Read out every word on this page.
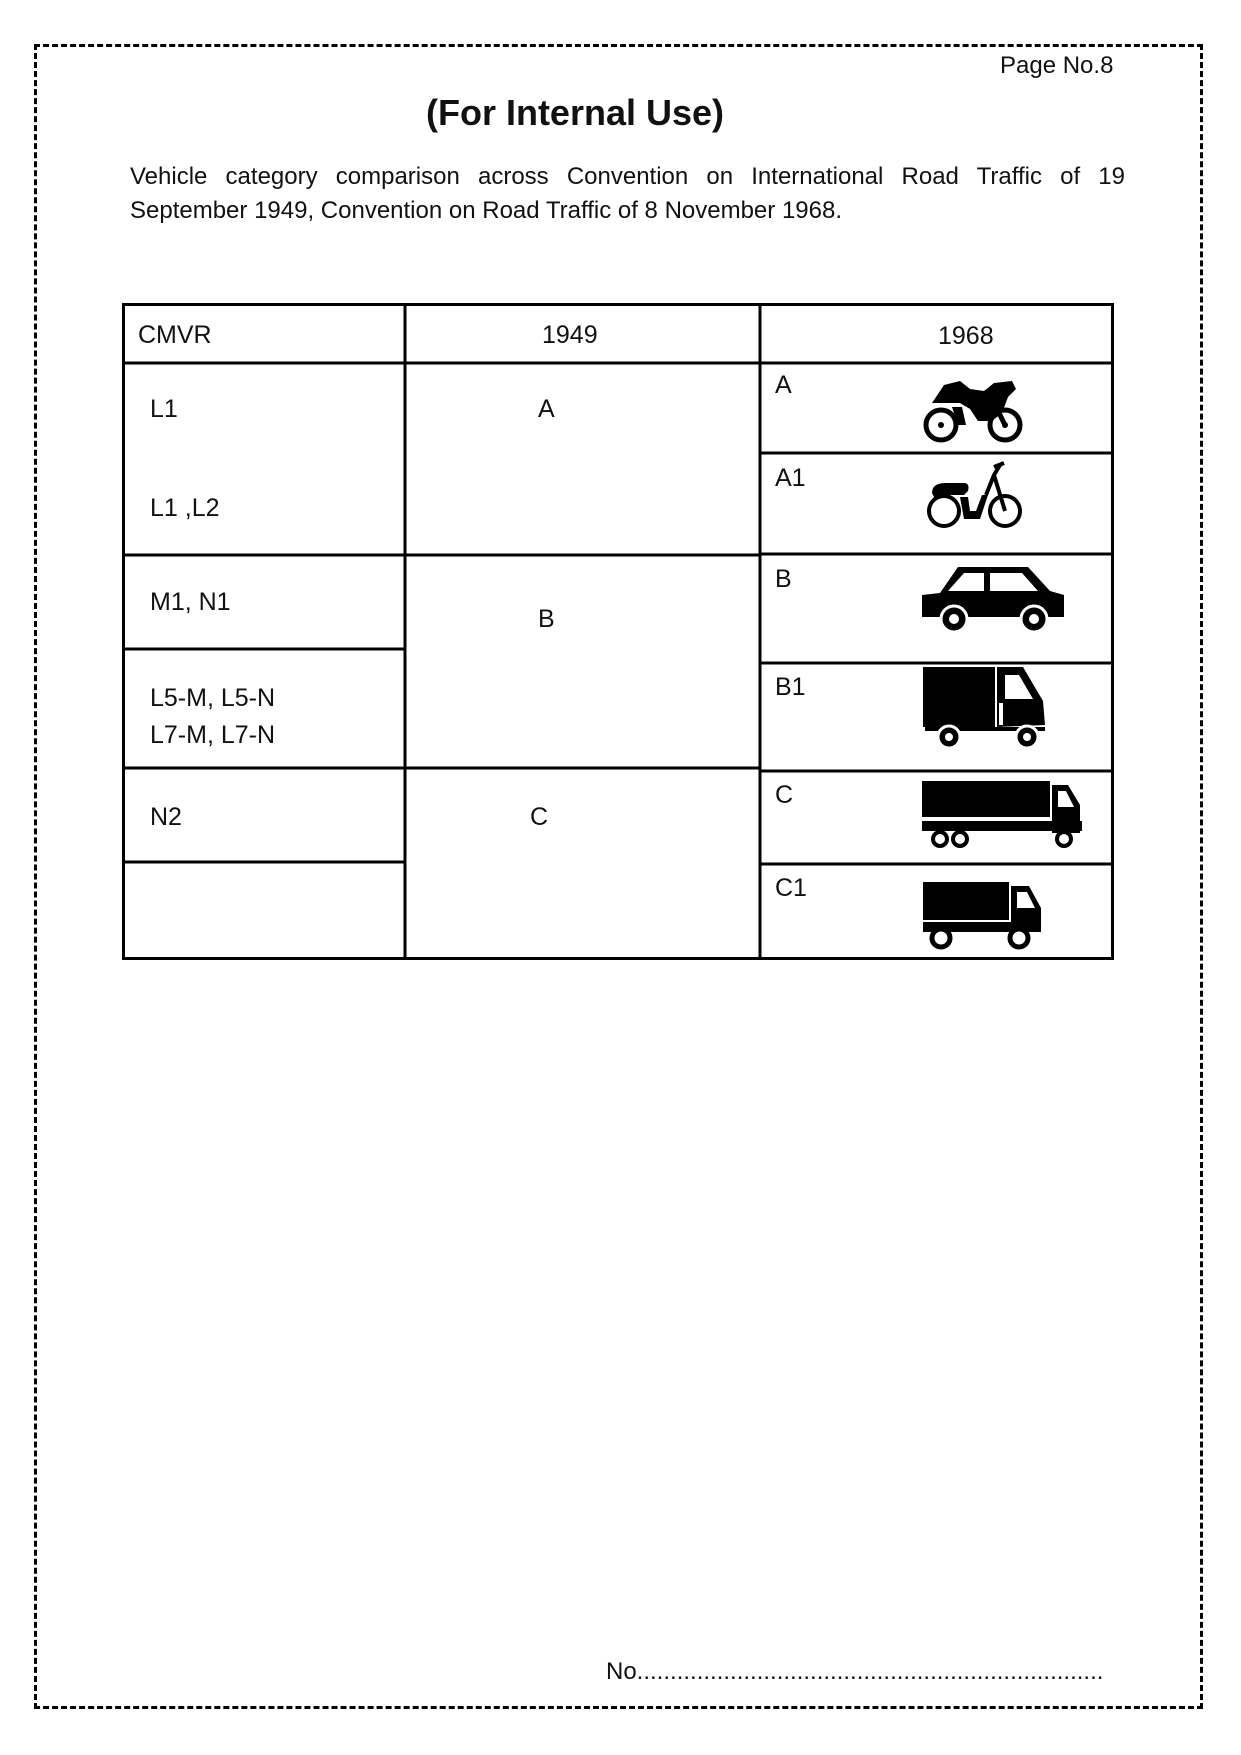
Page No.8
(For Internal Use)
Vehicle category comparison across Convention on International Road Traffic of 19 September 1949, Convention on Road Traffic of 8 November 1968.
CMVR	1949	1968
L1
L1 ,L2
M1, N1
L5-M, L5-N
L7-M, L7-N
N2
A
B
C
A
A1
B
B1
C
C1
No......................................................................
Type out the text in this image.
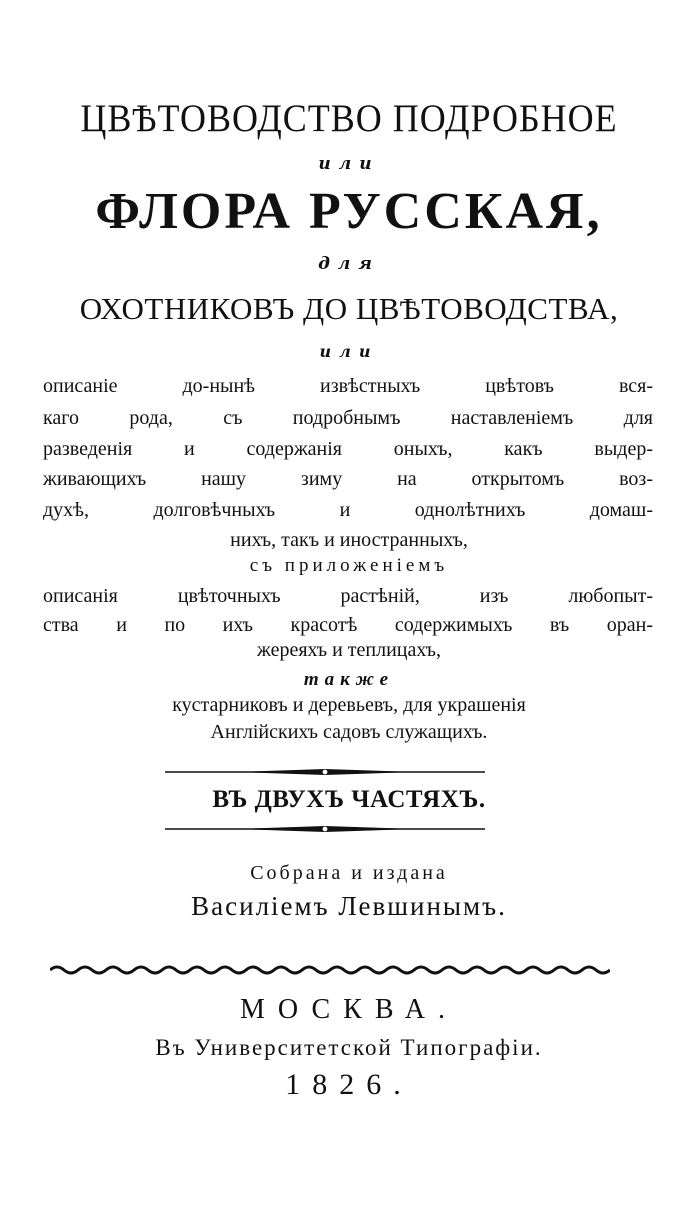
ЦВѢТОВОДСТВО ПОДРОБНОЕ
или
ФЛОРА РУССКАЯ,
для
ОХОТНИКОВЪ ДО ЦВѢТОВОДСТВА,
или
описаніе до-нынѣ извѣстныхъ цвѣтовъ вся-
каго рода, съ подробнымъ наставленіемъ для
разведенія и содержанія оныхъ, какъ выдер-
живающихъ нашу зиму на открытомъ воз-
духѣ, долговѣчныхъ и однолѣтнихъ домаш-
нихъ, такъ и иностранныхъ,
съ приложеніемъ
описанія цвѣточныхъ растѣній, изъ любопыт-
ства и по ихъ красотѣ содержимыхъ въ оран-
жереяхъ и теплицахъ,
также
кустарниковъ и деревьевъ, для украшенія
Англійскихъ садовъ служащихъ.
ВЪ ДВУХЪ ЧАСТЯХЪ.
Собрана и издана
Василіемъ Левшинымъ.
МОСКВА.
Въ Университетской Типографіи.
1826.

● ● ● ● ● ● ●

Exercise: Every line of the listing that holds "this" is to be counted; give only the resulting number.

Answer for the task: 2